:: Supplied material
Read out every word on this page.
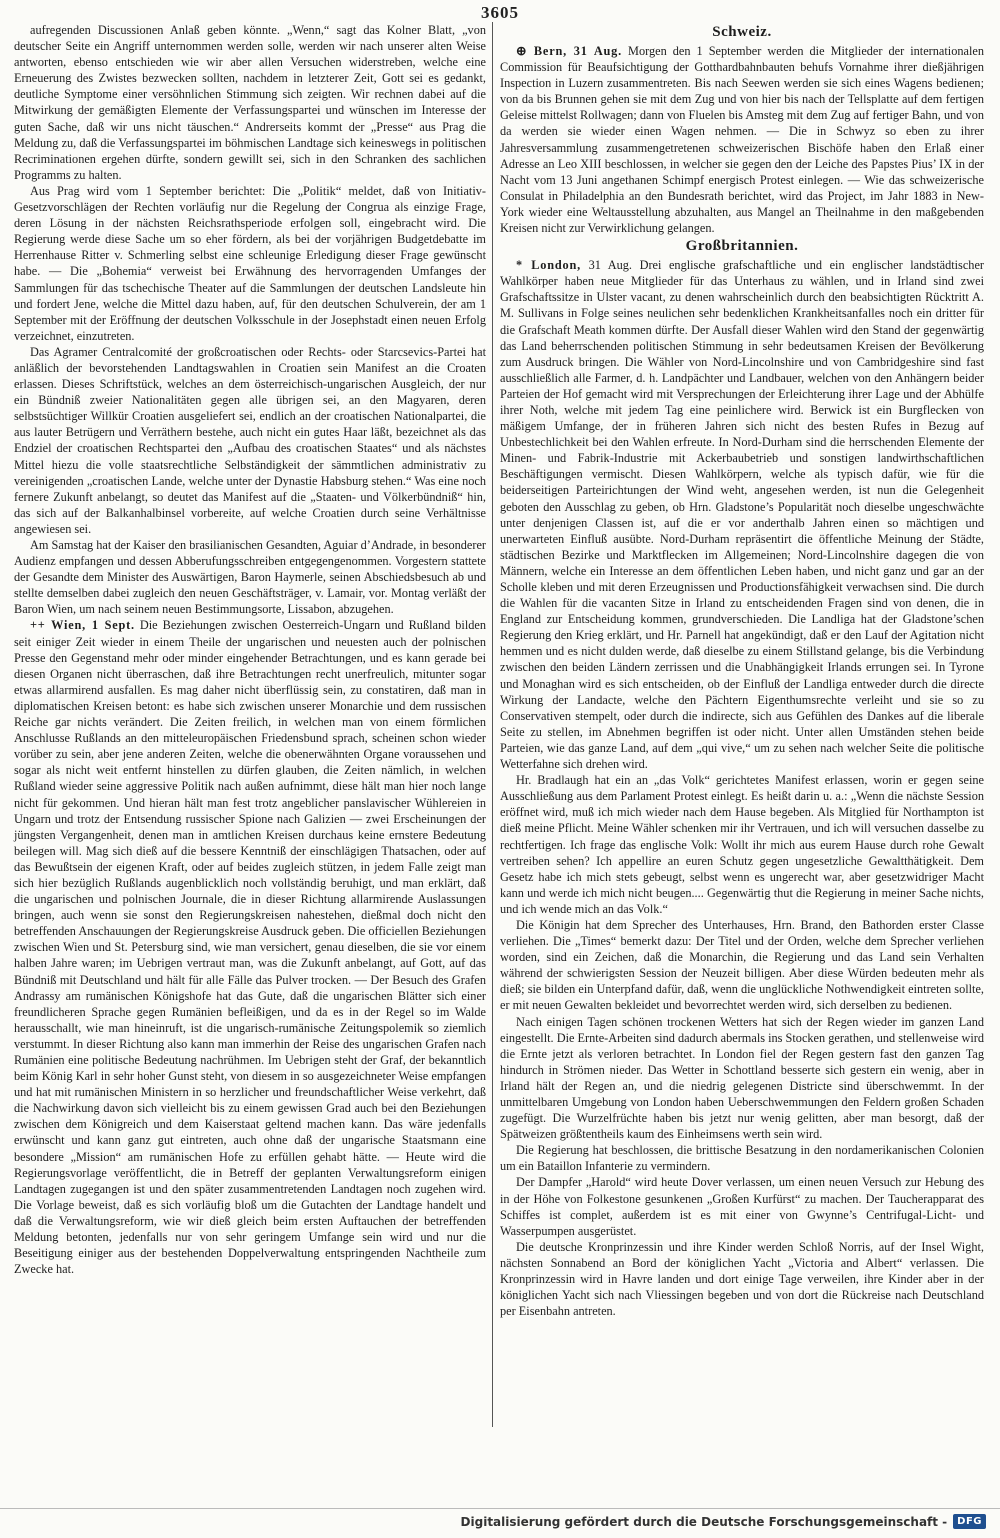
3605

aufregenden Discussionen Anlaß geben könnte. „Wenn,“ sagt das Kolner Blatt, „von deutscher Seite ein Angriff unternommen werden solle, werden wir nach unserer alten Weise antworten, ebenso entschieden wie wir aber allen Versuchen widerstreben, welche eine Erneuerung des Zwistes bezwecken sollten, nachdem in letzterer Zeit, Gott sei es gedankt, deutliche Symptome einer versöhnlichen Stimmung sich zeigten. Wir rechnen dabei auf die Mitwirkung der gemäßigten Elemente der Verfassungspartei und wünschen im Interesse der guten Sache, daß wir uns nicht täuschen.“ Andrerseits kommt der „Presse“ aus Prag die Meldung zu, daß die Verfassungspartei im böhmischen Landtage sich keineswegs in politischen Recriminationen ergehen dürfte, sondern gewillt sei, sich in den Schranken des sachlichen Programms zu halten.

Aus Prag wird vom 1 September berichtet: Die „Politik“ meldet, daß von Initiativ-Gesetzvorschlägen der Rechten vorläufig nur die Regelung der Congrua als einzige Frage, deren Lösung in der nächsten Reichsrathsperiode erfolgen soll, eingebracht wird. Die Regierung werde diese Sache um so eher fördern, als bei der vorjährigen Budgetdebatte im Herrenhause Ritter v. Schmerling selbst eine schleunige Erledigung dieser Frage gewünscht habe. — Die „Bohemia“ verweist bei Erwähnung des hervorragenden Umfanges der Sammlungen für das tschechische Theater auf die Sammlungen der deutschen Landsleute hin und fordert Jene, welche die Mittel dazu haben, auf, für den deutschen Schulverein, der am 1 September mit der Eröffnung der deutschen Volksschule in der Josephstadt einen neuen Erfolg verzeichnet, einzutreten.

Das Agramer Centralcomité der großcroatischen oder Rechts- oder Starcsevics-Partei hat anläßlich der bevorstehenden Landtagswahlen in Croatien sein Manifest an die Croaten erlassen. Dieses Schriftstück, welches an dem österreichisch-ungarischen Ausgleich, der nur ein Bündniß zweier Nationalitäten gegen alle übrigen sei, an den Magyaren, deren selbstsüchtiger Willkür Croatien ausgeliefert sei, endlich an der croatischen Nationalpartei, die aus lauter Betrügern und Verräthern bestehe, auch nicht ein gutes Haar läßt, bezeichnet als das Endziel der croatischen Rechtspartei den „Aufbau des croatischen Staates“ und als nächstes Mittel hiezu die volle staatsrechtliche Selbständigkeit der sämmtlichen administrativ zu vereinigenden „croatischen Lande, welche unter der Dynastie Habsburg stehen.“ Was eine noch fernere Zukunft anbelangt, so deutet das Manifest auf die „Staaten- und Völkerbündniß“ hin, das sich auf der Balkanhalbinsel vorbereite, auf welche Croatien durch seine Verhältnisse angewiesen sei.

Am Samstag hat der Kaiser den brasilianischen Gesandten, Aguiar d’Andrade, in besonderer Audienz empfangen und dessen Abberufungsschreiben entgegengenommen. Vorgestern stattete der Gesandte dem Minister des Auswärtigen, Baron Haymerle, seinen Abschiedsbesuch ab und stellte demselben dabei zugleich den neuen Geschäftsträger, v. Lamair, vor. Montag verläßt der Baron Wien, um nach seinem neuen Bestimmungsorte, Lissabon, abzugehen.

++ Wien, 1 Sept. Die Beziehungen zwischen Oesterreich-Ungarn und Rußland bilden seit einiger Zeit wieder in einem Theile der ungarischen und neuesten auch der polnischen Presse den Gegenstand mehr oder minder eingehender Betrachtungen, und es kann gerade bei diesen Organen nicht überraschen, daß ihre Betrachtungen recht unerfreulich, mitunter sogar etwas allarmirend ausfallen. Es mag daher nicht überflüssig sein, zu constatiren, daß man in diplomatischen Kreisen betont: es habe sich zwischen unserer Monarchie und dem russischen Reiche gar nichts verändert. Die Zeiten freilich, in welchen man von einem förmlichen Anschlusse Rußlands an den mitteleuropäischen Friedensbund sprach, scheinen schon wieder vorüber zu sein, aber jene anderen Zeiten, welche die obenerwähnten Organe voraussehen und sogar als nicht weit entfernt hinstellen zu dürfen glauben, die Zeiten nämlich, in welchen Rußland wieder seine aggressive Politik nach außen aufnimmt, diese hält man hier noch lange nicht für gekommen. Und hieran hält man fest trotz angeblicher panslavischer Wühlereien in Ungarn und trotz der Entsendung russischer Spione nach Galizien — zwei Erscheinungen der jüngsten Vergangenheit, denen man in amtlichen Kreisen durchaus keine ernstere Bedeutung beilegen will. Mag sich dieß auf die bessere Kenntniß der einschlägigen Thatsachen, oder auf das Bewußtsein der eigenen Kraft, oder auf beides zugleich stützen, in jedem Falle zeigt man sich hier bezüglich Rußlands augenblicklich noch vollständig beruhigt, und man erklärt, daß die ungarischen und polnischen Journale, die in dieser Richtung allarmirende Auslassungen bringen, auch wenn sie sonst den Regierungskreisen nahestehen, dießmal doch nicht den betreffenden Anschauungen der Regierungskreise Ausdruck geben. Die officiellen Beziehungen zwischen Wien und St. Petersburg sind, wie man versichert, genau dieselben, die sie vor einem halben Jahre waren; im Uebrigen vertraut man, was die Zukunft anbelangt, auf Gott, auf das Bündniß mit Deutschland und hält für alle Fälle das Pulver trocken. — Der Besuch des Grafen Andrassy am rumänischen Königshofe hat das Gute, daß die ungarischen Blätter sich einer freundlicheren Sprache gegen Rumänien befleißigen, und da es in der Regel so im Walde herausschallt, wie man hineinruft, ist die ungarisch-rumänische Zeitungspolemik so ziemlich verstummt. In dieser Richtung also kann man immerhin der Reise des ungarischen Grafen nach Rumänien eine politische Bedeutung nachrühmen. Im Uebrigen steht der Graf, der bekanntlich beim König Karl in sehr hoher Gunst steht, von diesem in so ausgezeichneter Weise empfangen und hat mit rumänischen Ministern in so herzlicher und freundschaftlicher Weise verkehrt, daß die Nachwirkung davon sich vielleicht bis zu einem gewissen Grad auch bei den Beziehungen zwischen dem Königreich und dem Kaiserstaat geltend machen kann. Das wäre jedenfalls erwünscht und kann ganz gut eintreten, auch ohne daß der ungarische Staatsmann eine besondere „Mission“ am rumänischen Hofe zu erfüllen gehabt hätte. — Heute wird die Regierungsvorlage veröffentlicht, die in Betreff der geplanten Verwaltungsreform einigen Landtagen zugegangen ist und den später zusammentretenden Landtagen noch zugehen wird. Die Vorlage beweist, daß es sich vorläufig bloß um die Gutachten der Landtage handelt und daß die Verwaltungsreform, wie wir dieß gleich beim ersten Auftauchen der betreffenden Meldung betonten, jedenfalls nur von sehr geringem Umfange sein wird und nur die Beseitigung einiger aus der bestehenden Doppelverwaltung entspringenden Nachtheile zum Zwecke hat.

Schweiz.

⊕ Bern, 31 Aug. Morgen den 1 September werden die Mitglieder der internationalen Commission für Beaufsichtigung der Gotthardbahnbauten behufs Vornahme ihrer dießjährigen Inspection in Luzern zusammentreten. Bis nach Seewen werden sie sich eines Wagens bedienen; von da bis Brunnen gehen sie mit dem Zug und von hier bis nach der Tellsplatte auf dem fertigen Geleise mittelst Rollwagen; dann von Fluelen bis Amsteg mit dem Zug auf fertiger Bahn, und von da werden sie wieder einen Wagen nehmen. — Die in Schwyz so eben zu ihrer Jahresversammlung zusammengetretenen schweizerischen Bischöfe haben den Erlaß einer Adresse an Leo XIII beschlossen, in welcher sie gegen den der Leiche des Papstes Pius’ IX in der Nacht vom 13 Juni angethanen Schimpf energisch Protest einlegen. — Wie das schweizerische Consulat in Philadelphia an den Bundesrath berichtet, wird das Project, im Jahr 1883 in New-York wieder eine Weltausstellung abzuhalten, aus Mangel an Theilnahme in den maßgebenden Kreisen nicht zur Verwirklichung gelangen.

Großbritannien.

* London, 31 Aug. Drei englische grafschaftliche und ein englischer landstädtischer Wahlkörper haben neue Mitglieder für das Unterhaus zu wählen, und in Irland sind zwei Grafschaftssitze in Ulster vacant, zu denen wahrscheinlich durch den beabsichtigten Rücktritt A. M. Sullivans in Folge seines neulichen sehr bedenklichen Krankheitsanfalles noch ein dritter für die Grafschaft Meath kommen dürfte. Der Ausfall dieser Wahlen wird den Stand der gegenwärtig das Land beherrschenden politischen Stimmung in sehr bedeutsamen Kreisen der Bevölkerung zum Ausdruck bringen. Die Wähler von Nord-Lincolnshire und von Cambridgeshire sind fast ausschließlich alle Farmer, d. h. Landpächter und Landbauer, welchen von den Anhängern beider Parteien der Hof gemacht wird mit Versprechungen der Erleichterung ihrer Lage und der Abhülfe ihrer Noth, welche mit jedem Tag eine peinlichere wird. Berwick ist ein Burgflecken von mäßigem Umfange, der in früheren Jahren sich nicht des besten Rufes in Bezug auf Unbestechlichkeit bei den Wahlen erfreute. In Nord-Durham sind die herrschenden Elemente der Minen- und Fabrik-Industrie mit Ackerbaubetrieb und sonstigen landwirthschaftlichen Beschäftigungen vermischt. Diesen Wahlkörpern, welche als typisch dafür, wie für die beiderseitigen Parteirichtungen der Wind weht, angesehen werden, ist nun die Gelegenheit geboten den Ausschlag zu geben, ob Hrn. Gladstone’s Popularität noch dieselbe ungeschwächte unter denjenigen Classen ist, auf die er vor anderthalb Jahren einen so mächtigen und unerwarteten Einfluß ausübte. Nord-Durham repräsentirt die öffentliche Meinung der Städte, städtischen Bezirke und Marktflecken im Allgemeinen; Nord-Lincolnshire dagegen die von Männern, welche ein Interesse an dem öffentlichen Leben haben, und nicht ganz und gar an der Scholle kleben und mit deren Erzeugnissen und Productionsfähigkeit verwachsen sind. Die durch die Wahlen für die vacanten Sitze in Irland zu entscheidenden Fragen sind von denen, die in England zur Entscheidung kommen, grundverschieden. Die Landliga hat der Gladstone’schen Regierung den Krieg erklärt, und Hr. Parnell hat angekündigt, daß er den Lauf der Agitation nicht hemmen und es nicht dulden werde, daß dieselbe zu einem Stillstand gelange, bis die Verbindung zwischen den beiden Ländern zerrissen und die Unabhängigkeit Irlands errungen sei. In Tyrone und Monaghan wird es sich entscheiden, ob der Einfluß der Landliga entweder durch die directe Wirkung der Landacte, welche den Pächtern Eigenthumsrechte verleiht und sie so zu Conservativen stempelt, oder durch die indirecte, sich aus Gefühlen des Dankes auf die liberale Seite zu stellen, im Abnehmen begriffen ist oder nicht. Unter allen Umständen stehen beide Parteien, wie das ganze Land, auf dem „qui vive,“ um zu sehen nach welcher Seite die politische Wetterfahne sich drehen wird.

Hr. Bradlaugh hat ein an „das Volk“ gerichtetes Manifest erlassen, worin er gegen seine Ausschließung aus dem Parlament Protest einlegt. Es heißt darin u. a.: „Wenn die nächste Session eröffnet wird, muß ich mich wieder nach dem Hause begeben. Als Mitglied für Northampton ist dieß meine Pflicht. Meine Wähler schenken mir ihr Vertrauen, und ich will versuchen dasselbe zu rechtfertigen. Ich frage das englische Volk: Wollt ihr mich aus eurem Hause durch rohe Gewalt vertreiben sehen? Ich appellire an euren Schutz gegen ungesetzliche Gewaltthätigkeit. Dem Gesetz habe ich mich stets gebeugt, selbst wenn es ungerecht war, aber gesetzwidriger Macht kann und werde ich mich nicht beugen.... Gegenwärtig thut die Regierung in meiner Sache nichts, und ich wende mich an das Volk.“

Die Königin hat dem Sprecher des Unterhauses, Hrn. Brand, den Bathorden erster Classe verliehen. Die „Times“ bemerkt dazu: Der Titel und der Orden, welche dem Sprecher verliehen worden, sind ein Zeichen, daß die Monarchin, die Regierung und das Land sein Verhalten während der schwierigsten Session der Neuzeit billigen. Aber diese Würden bedeuten mehr als dieß; sie bilden ein Unterpfand dafür, daß, wenn die unglückliche Nothwendigkeit eintreten sollte, er mit neuen Gewalten bekleidet und bevorrechtet werden wird, sich derselben zu bedienen.

Nach einigen Tagen schönen trockenen Wetters hat sich der Regen wieder im ganzen Land eingestellt. Die Ernte-Arbeiten sind dadurch abermals ins Stocken gerathen, und stellenweise wird die Ernte jetzt als verloren betrachtet. In London fiel der Regen gestern fast den ganzen Tag hindurch in Strömen nieder. Das Wetter in Schottland besserte sich gestern ein wenig, aber in Irland hält der Regen an, und die niedrig gelegenen Districte sind überschwemmt. In der unmittelbaren Umgebung von London haben Ueberschwemmungen den Feldern großen Schaden zugefügt. Die Wurzelfrüchte haben bis jetzt nur wenig gelitten, aber man besorgt, daß der Spätweizen größtentheils kaum des Einheimsens werth sein wird.

Die Regierung hat beschlossen, die brittische Besatzung in den nordamerikanischen Colonien um ein Bataillon Infanterie zu vermindern.

Der Dampfer „Harold“ wird heute Dover verlassen, um einen neuen Versuch zur Hebung des in der Höhe von Folkestone gesunkenen „Großen Kurfürst“ zu machen. Der Taucherapparat des Schiffes ist complet, außerdem ist es mit einer von Gwynne’s Centrifugal-Licht- und Wasserpumpen ausgerüstet.

Die deutsche Kronprinzessin und ihre Kinder werden Schloß Norris, auf der Insel Wight, nächsten Sonnabend an Bord der königlichen Yacht „Victoria and Albert“ verlassen. Die Kronprinzessin wird in Havre landen und dort einige Tage verweilen, ihre Kinder aber in der königlichen Yacht sich nach Vliessingen begeben und von dort die Rückreise nach Deutschland per Eisenbahn antreten.

Digitalisierung gefördert durch die Deutsche Forschungsgemeinschaft -	DFG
::::
**Goal of the exercise**
What lines in the records above include the string "beschlossen"? Copy each one.

**Answer section**
⊕ Bern, 31 Aug. Morgen den 1 September werden die Mitglieder der internationalen Commission für Beaufsichtigung der Gotthardbahnbauten behufs Vornahme ihrer dießjährigen Inspection in Luzern zusammentreten. Bis nach Seewen werden sie sich eines Wagens bedienen; von da bis Brunnen gehen sie mit dem Zug und von hier bis nach der Tellsplatte auf dem fertigen Geleise mittelst Rollwagen; dann von Fluelen bis Amsteg mit dem Zug auf fertiger Bahn, und von da werden sie wieder einen Wagen nehmen. — Die in Schwyz so eben zu ihrer Jahresversammlung zusammengetretenen schweizerischen Bischöfe haben den Erlaß einer Adresse an Leo XIII beschlossen, in welcher sie gegen den der Leiche des Papstes Pius’ IX in der Nacht vom 13 Juni angethanen Schimpf energisch Protest einlegen. — Wie das schweizerische Consulat in Philadelphia an den Bundesrath berichtet, wird das Project, im Jahr 1883 in New-York wieder eine Weltausstellung abzuhalten, aus Mangel an Theilnahme in den maßgebenden Kreisen nicht zur Verwirklichung gelangen.
Die Regierung hat beschlossen, die brittische Besatzung in den nordamerikanischen Colonien um ein Bataillon Infanterie zu vermindern.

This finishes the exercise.